— START Data for the task —

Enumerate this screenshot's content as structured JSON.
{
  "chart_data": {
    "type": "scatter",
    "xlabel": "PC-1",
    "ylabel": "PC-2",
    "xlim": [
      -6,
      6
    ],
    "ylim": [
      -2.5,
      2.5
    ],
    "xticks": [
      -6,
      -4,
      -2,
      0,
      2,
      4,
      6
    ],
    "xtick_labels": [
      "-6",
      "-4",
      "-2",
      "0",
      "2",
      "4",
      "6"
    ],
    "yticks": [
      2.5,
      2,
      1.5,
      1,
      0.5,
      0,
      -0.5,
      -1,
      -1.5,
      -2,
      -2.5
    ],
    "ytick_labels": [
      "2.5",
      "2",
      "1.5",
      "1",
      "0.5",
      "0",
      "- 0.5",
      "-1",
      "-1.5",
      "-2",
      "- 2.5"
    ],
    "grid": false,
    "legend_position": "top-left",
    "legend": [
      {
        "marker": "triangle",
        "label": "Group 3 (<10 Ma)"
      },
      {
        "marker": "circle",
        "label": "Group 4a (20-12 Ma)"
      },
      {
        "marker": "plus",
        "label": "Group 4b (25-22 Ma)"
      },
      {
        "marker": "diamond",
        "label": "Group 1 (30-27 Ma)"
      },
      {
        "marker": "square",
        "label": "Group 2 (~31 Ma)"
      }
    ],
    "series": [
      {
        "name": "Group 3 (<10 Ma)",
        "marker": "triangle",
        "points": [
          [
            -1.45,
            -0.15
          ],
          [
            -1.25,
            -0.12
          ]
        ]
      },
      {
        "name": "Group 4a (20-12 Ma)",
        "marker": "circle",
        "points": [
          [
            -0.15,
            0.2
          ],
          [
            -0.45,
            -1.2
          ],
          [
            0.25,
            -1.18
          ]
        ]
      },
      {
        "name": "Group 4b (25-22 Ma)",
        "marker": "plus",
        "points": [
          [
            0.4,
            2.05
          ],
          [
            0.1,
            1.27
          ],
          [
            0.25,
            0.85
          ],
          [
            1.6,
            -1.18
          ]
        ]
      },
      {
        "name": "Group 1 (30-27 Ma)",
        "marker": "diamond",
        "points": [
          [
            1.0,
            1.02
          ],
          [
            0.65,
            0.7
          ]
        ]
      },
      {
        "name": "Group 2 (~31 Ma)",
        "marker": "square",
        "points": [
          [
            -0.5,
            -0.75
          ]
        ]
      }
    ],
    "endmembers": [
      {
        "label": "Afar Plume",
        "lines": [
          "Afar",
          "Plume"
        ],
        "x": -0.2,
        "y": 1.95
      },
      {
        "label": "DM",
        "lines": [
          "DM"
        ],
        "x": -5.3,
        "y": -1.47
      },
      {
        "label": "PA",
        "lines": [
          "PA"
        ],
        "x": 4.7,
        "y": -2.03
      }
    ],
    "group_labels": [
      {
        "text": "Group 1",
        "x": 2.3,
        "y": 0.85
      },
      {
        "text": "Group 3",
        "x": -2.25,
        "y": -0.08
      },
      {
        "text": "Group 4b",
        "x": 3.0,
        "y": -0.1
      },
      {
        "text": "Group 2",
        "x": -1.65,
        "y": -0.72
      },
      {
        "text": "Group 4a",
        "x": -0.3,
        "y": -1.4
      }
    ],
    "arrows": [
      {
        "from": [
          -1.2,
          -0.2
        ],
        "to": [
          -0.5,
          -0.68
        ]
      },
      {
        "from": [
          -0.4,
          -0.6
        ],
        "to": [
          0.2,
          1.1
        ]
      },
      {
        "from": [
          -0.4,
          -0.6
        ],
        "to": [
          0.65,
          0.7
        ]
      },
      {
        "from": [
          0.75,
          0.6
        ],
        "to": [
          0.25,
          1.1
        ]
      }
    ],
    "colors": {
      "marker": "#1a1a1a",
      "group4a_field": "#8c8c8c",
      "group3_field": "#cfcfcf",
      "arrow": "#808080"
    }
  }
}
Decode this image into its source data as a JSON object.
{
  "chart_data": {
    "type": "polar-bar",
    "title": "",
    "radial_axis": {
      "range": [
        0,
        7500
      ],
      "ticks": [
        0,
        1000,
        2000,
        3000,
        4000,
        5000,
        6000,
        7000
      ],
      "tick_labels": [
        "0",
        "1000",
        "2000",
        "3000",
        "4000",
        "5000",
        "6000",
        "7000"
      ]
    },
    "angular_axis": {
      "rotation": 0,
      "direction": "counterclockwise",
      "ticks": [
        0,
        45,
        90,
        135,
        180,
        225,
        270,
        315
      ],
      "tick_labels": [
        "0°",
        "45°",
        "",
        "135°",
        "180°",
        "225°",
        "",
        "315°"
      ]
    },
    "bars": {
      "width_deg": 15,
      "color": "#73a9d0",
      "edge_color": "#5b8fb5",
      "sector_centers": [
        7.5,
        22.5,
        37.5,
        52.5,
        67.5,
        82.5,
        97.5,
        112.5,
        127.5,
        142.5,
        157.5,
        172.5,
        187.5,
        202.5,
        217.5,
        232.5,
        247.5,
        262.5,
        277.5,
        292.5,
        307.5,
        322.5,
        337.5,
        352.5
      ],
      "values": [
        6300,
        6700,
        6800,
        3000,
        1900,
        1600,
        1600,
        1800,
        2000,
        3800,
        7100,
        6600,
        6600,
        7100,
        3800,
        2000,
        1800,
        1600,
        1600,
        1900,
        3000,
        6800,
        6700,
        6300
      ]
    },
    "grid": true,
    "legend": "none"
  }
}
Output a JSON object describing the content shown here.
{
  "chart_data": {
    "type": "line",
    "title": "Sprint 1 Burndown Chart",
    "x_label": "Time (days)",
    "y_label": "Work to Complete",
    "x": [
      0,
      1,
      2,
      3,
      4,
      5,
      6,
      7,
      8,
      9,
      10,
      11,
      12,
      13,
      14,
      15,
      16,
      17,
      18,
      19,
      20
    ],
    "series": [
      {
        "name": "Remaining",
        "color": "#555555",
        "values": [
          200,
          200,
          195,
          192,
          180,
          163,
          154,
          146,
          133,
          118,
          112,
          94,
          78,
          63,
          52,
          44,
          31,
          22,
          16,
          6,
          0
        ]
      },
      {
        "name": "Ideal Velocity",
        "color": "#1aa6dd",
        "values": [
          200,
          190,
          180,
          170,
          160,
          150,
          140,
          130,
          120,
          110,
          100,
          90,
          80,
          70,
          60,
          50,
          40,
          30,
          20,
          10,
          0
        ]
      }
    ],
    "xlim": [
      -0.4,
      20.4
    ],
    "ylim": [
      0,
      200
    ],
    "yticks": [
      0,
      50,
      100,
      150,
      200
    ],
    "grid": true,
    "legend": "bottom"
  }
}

— END Data for the task —

What you will do: Reproduce each entry word for word.

Complete answer:
Enumerate this screenshot's content as structured JSON.
{
  "chart_data": {
    "type": "scatter",
    "xlabel": "PC-1",
    "ylabel": "PC-2",
    "xlim": [
      -6,
      6
    ],
    "ylim": [
      -2.5,
      2.5
    ],
    "xticks": [
      -6,
      -4,
      -2,
      0,
      2,
      4,
      6
    ],
    "xtick_labels": [
      "-6",
      "-4",
      "-2",
      "0",
      "2",
      "4",
      "6"
    ],
    "yticks": [
      2.5,
      2,
      1.5,
      1,
      0.5,
      0,
      -0.5,
      -1,
      -1.5,
      -2,
      -2.5
    ],
    "ytick_labels": [
      "2.5",
      "2",
      "1.5",
      "1",
      "0.5",
      "0",
      "- 0.5",
      "-1",
      "-1.5",
      "-2",
      "- 2.5"
    ],
    "grid": false,
    "legend_position": "top-left",
    "legend": [
      {
        "marker": "triangle",
        "label": "Group 3 (<10 Ma)"
      },
      {
        "marker": "circle",
        "label": "Group 4a (20-12 Ma)"
      },
      {
        "marker": "plus",
        "label": "Group 4b (25-22 Ma)"
      },
      {
        "marker": "diamond",
        "label": "Group 1 (30-27 Ma)"
      },
      {
        "marker": "square",
        "label": "Group 2 (~31 Ma)"
      }
    ],
    "series": [
      {
        "name": "Group 3 (<10 Ma)",
        "marker": "triangle",
        "points": [
          [
            -1.45,
            -0.15
          ],
          [
            -1.25,
            -0.12
          ]
        ]
      },
      {
        "name": "Group 4a (20-12 Ma)",
        "marker": "circle",
        "points": [
          [
            -0.15,
            0.2
          ],
          [
            -0.45,
            -1.2
          ],
          [
            0.25,
            -1.18
          ]
        ]
      },
      {
        "name": "Group 4b (25-22 Ma)",
        "marker": "plus",
        "points": [
          [
            0.4,
            2.05
          ],
          [
            0.1,
            1.27
          ],
          [
            0.25,
            0.85
          ],
          [
            1.6,
            -1.18
          ]
        ]
      },
      {
        "name": "Group 1 (30-27 Ma)",
        "marker": "diamond",
        "points": [
          [
            1.0,
            1.02
          ],
          [
            0.65,
            0.7
          ]
        ]
      },
      {
        "name": "Group 2 (~31 Ma)",
        "marker": "square",
        "points": [
          [
            -0.5,
            -0.75
          ]
        ]
      }
    ],
    "endmembers": [
      {
        "label": "Afar Plume",
        "lines": [
          "Afar",
          "Plume"
        ],
        "x": -0.2,
        "y": 1.95
      },
      {
        "label": "DM",
        "lines": [
          "DM"
        ],
        "x": -5.3,
        "y": -1.47
      },
      {
        "label": "PA",
        "lines": [
          "PA"
        ],
        "x": 4.7,
        "y": -2.03
      }
    ],
    "group_labels": [
      {
        "text": "Group 1",
        "x": 2.3,
        "y": 0.85
      },
      {
        "text": "Group 3",
        "x": -2.25,
        "y": -0.08
      },
      {
        "text": "Group 4b",
        "x": 3.0,
        "y": -0.1
      },
      {
        "text": "Group 2",
        "x": -1.65,
        "y": -0.72
      },
      {
        "text": "Group 4a",
        "x": -0.3,
        "y": -1.4
      }
    ],
    "arrows": [
      {
        "from": [
          -1.2,
          -0.2
        ],
        "to": [
          -0.5,
          -0.68
        ]
      },
      {
        "from": [
          -0.4,
          -0.6
        ],
        "to": [
          0.2,
          1.1
        ]
      },
      {
        "from": [
          -0.4,
          -0.6
        ],
        "to": [
          0.65,
          0.7
        ]
      },
      {
        "from": [
          0.75,
          0.6
        ],
        "to": [
          0.25,
          1.1
        ]
      }
    ],
    "colors": {
      "marker": "#1a1a1a",
      "group4a_field": "#8c8c8c",
      "group3_field": "#cfcfcf",
      "arrow": "#808080"
    }
  }
}
Decode this image into its source data as a JSON object.
{
  "chart_data": {
    "type": "polar-bar",
    "title": "",
    "radial_axis": {
      "range": [
        0,
        7500
      ],
      "ticks": [
        0,
        1000,
        2000,
        3000,
        4000,
        5000,
        6000,
        7000
      ],
      "tick_labels": [
        "0",
        "1000",
        "2000",
        "3000",
        "4000",
        "5000",
        "6000",
        "7000"
      ]
    },
    "angular_axis": {
      "rotation": 0,
      "direction": "counterclockwise",
      "ticks": [
        0,
        45,
        90,
        135,
        180,
        225,
        270,
        315
      ],
      "tick_labels": [
        "0°",
        "45°",
        "",
        "135°",
        "180°",
        "225°",
        "",
        "315°"
      ]
    },
    "bars": {
      "width_deg": 15,
      "color": "#73a9d0",
      "edge_color": "#5b8fb5",
      "sector_centers": [
        7.5,
        22.5,
        37.5,
        52.5,
        67.5,
        82.5,
        97.5,
        112.5,
        127.5,
        142.5,
        157.5,
        172.5,
        187.5,
        202.5,
        217.5,
        232.5,
        247.5,
        262.5,
        277.5,
        292.5,
        307.5,
        322.5,
        337.5,
        352.5
      ],
      "values": [
        6300,
        6700,
        6800,
        3000,
        1900,
        1600,
        1600,
        1800,
        2000,
        3800,
        7100,
        6600,
        6600,
        7100,
        3800,
        2000,
        1800,
        1600,
        1600,
        1900,
        3000,
        6800,
        6700,
        6300
      ]
    },
    "grid": true,
    "legend": "none"
  }
}
Output a JSON object describing the content shown here.
{
  "chart_data": {
    "type": "line",
    "title": "Sprint 1 Burndown Chart",
    "x_label": "Time (days)",
    "y_label": "Work to Complete",
    "x": [
      0,
      1,
      2,
      3,
      4,
      5,
      6,
      7,
      8,
      9,
      10,
      11,
      12,
      13,
      14,
      15,
      16,
      17,
      18,
      19,
      20
    ],
    "series": [
      {
        "name": "Remaining",
        "color": "#555555",
        "values": [
          200,
          200,
          195,
          192,
          180,
          163,
          154,
          146,
          133,
          118,
          112,
          94,
          78,
          63,
          52,
          44,
          31,
          22,
          16,
          6,
          0
        ]
      },
      {
        "name": "Ideal Velocity",
        "color": "#1aa6dd",
        "values": [
          200,
          190,
          180,
          170,
          160,
          150,
          140,
          130,
          120,
          110,
          100,
          90,
          80,
          70,
          60,
          50,
          40,
          30,
          20,
          10,
          0
        ]
      }
    ],
    "xlim": [
      -0.4,
      20.4
    ],
    "ylim": [
      0,
      200
    ],
    "yticks": [
      0,
      50,
      100,
      150,
      200
    ],
    "grid": true,
    "legend": "bottom"
  }
}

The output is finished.